<<<<
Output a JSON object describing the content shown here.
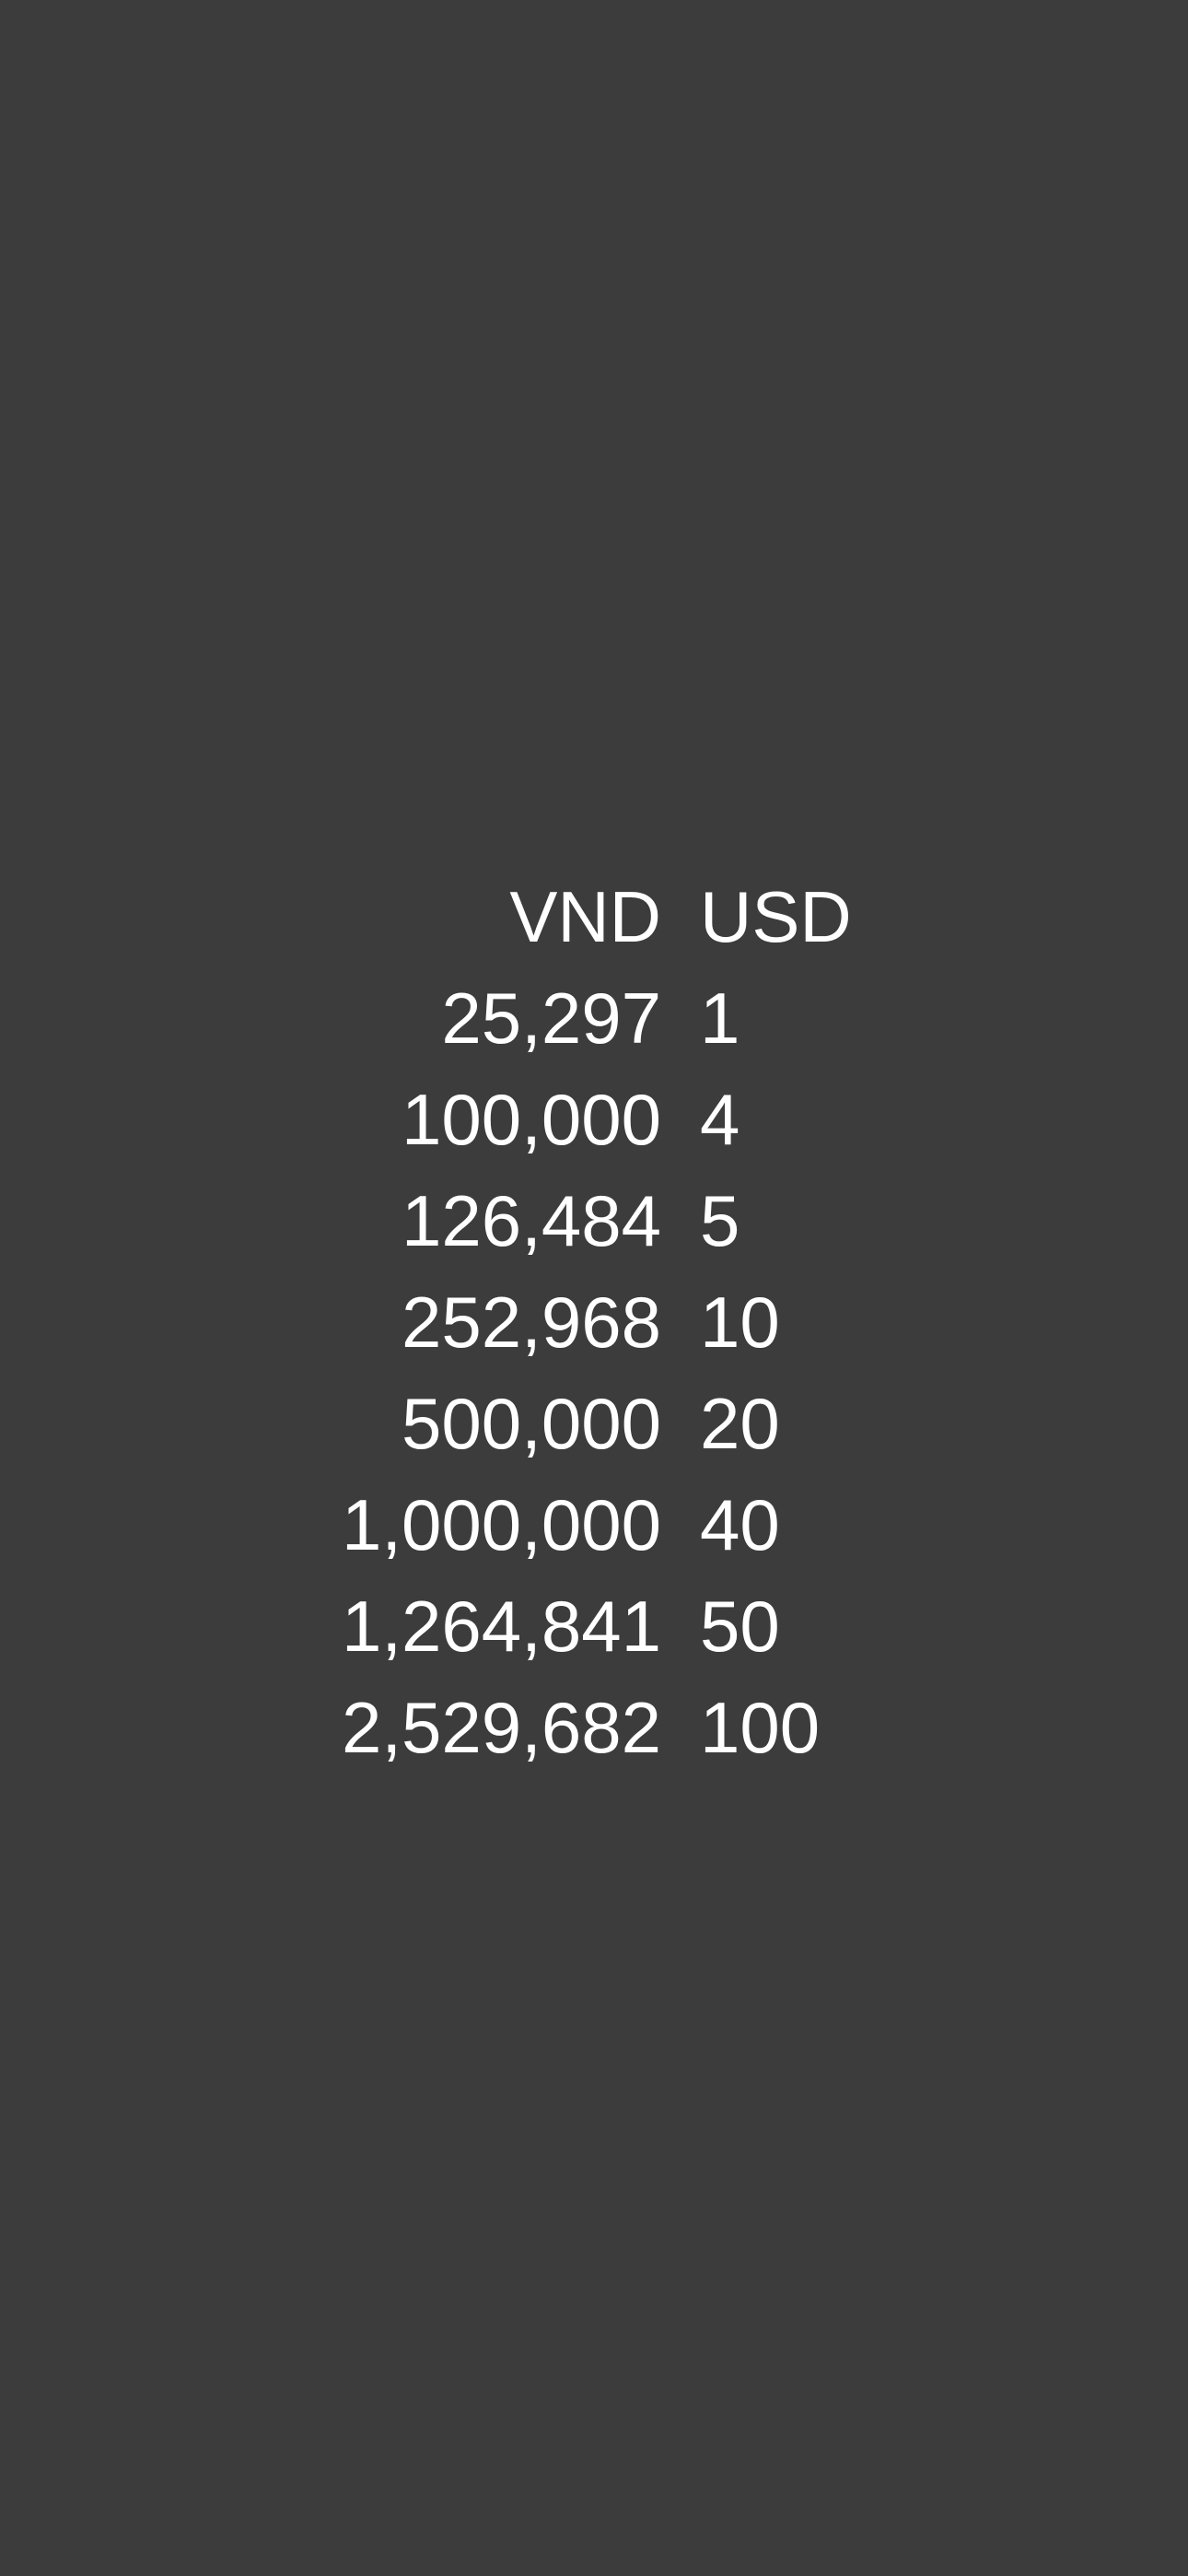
{
  "table": {
    "headers": {
      "vnd": "VND",
      "usd": "USD"
    },
    "rows": [
      {
        "vnd": "25,297",
        "usd": "1"
      },
      {
        "vnd": "100,000",
        "usd": "4"
      },
      {
        "vnd": "126,484",
        "usd": "5"
      },
      {
        "vnd": "252,968",
        "usd": "10"
      },
      {
        "vnd": "500,000",
        "usd": "20"
      },
      {
        "vnd": "1,000,000",
        "usd": "40"
      },
      {
        "vnd": "1,264,841",
        "usd": "50"
      },
      {
        "vnd": "2,529,682",
        "usd": "100"
      }
    ]
  },
  "colors": {
    "background": "#3c3c3c",
    "text": "#ffffff"
  }
}
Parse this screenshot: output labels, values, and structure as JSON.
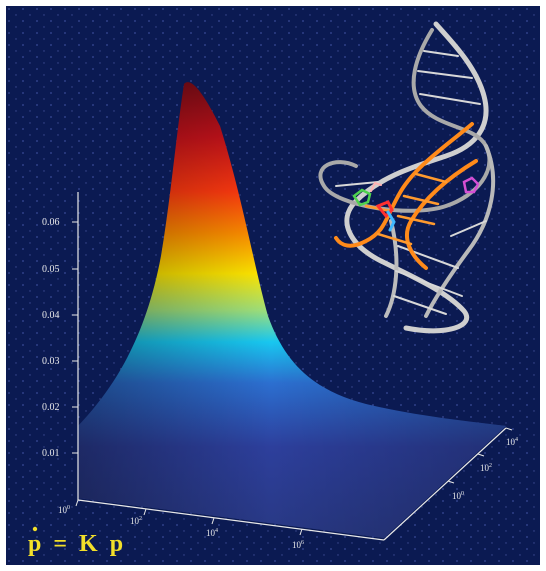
>>>>
> To be done
All of the entries above should be duplicated exactly, except for the pictures.

> Answer to the problem
Output a JSON object describing the content shown here.
{
  "table": {
    "headers": {
      "vnd": "VND",
      "usd": "USD"
    },
    "rows": [
      {
        "vnd": "25,297",
        "usd": "1"
      },
      {
        "vnd": "100,000",
        "usd": "4"
      },
      {
        "vnd": "126,484",
        "usd": "5"
      },
      {
        "vnd": "252,968",
        "usd": "10"
      },
      {
        "vnd": "500,000",
        "usd": "20"
      },
      {
        "vnd": "1,000,000",
        "usd": "40"
      },
      {
        "vnd": "1,264,841",
        "usd": "50"
      },
      {
        "vnd": "2,529,682",
        "usd": "100"
      }
    ]
  },
  "colors": {
    "background": "#3c3c3c",
    "text": "#ffffff"
  }
}
Parse this screenshot: output labels, values, and structure as JSON.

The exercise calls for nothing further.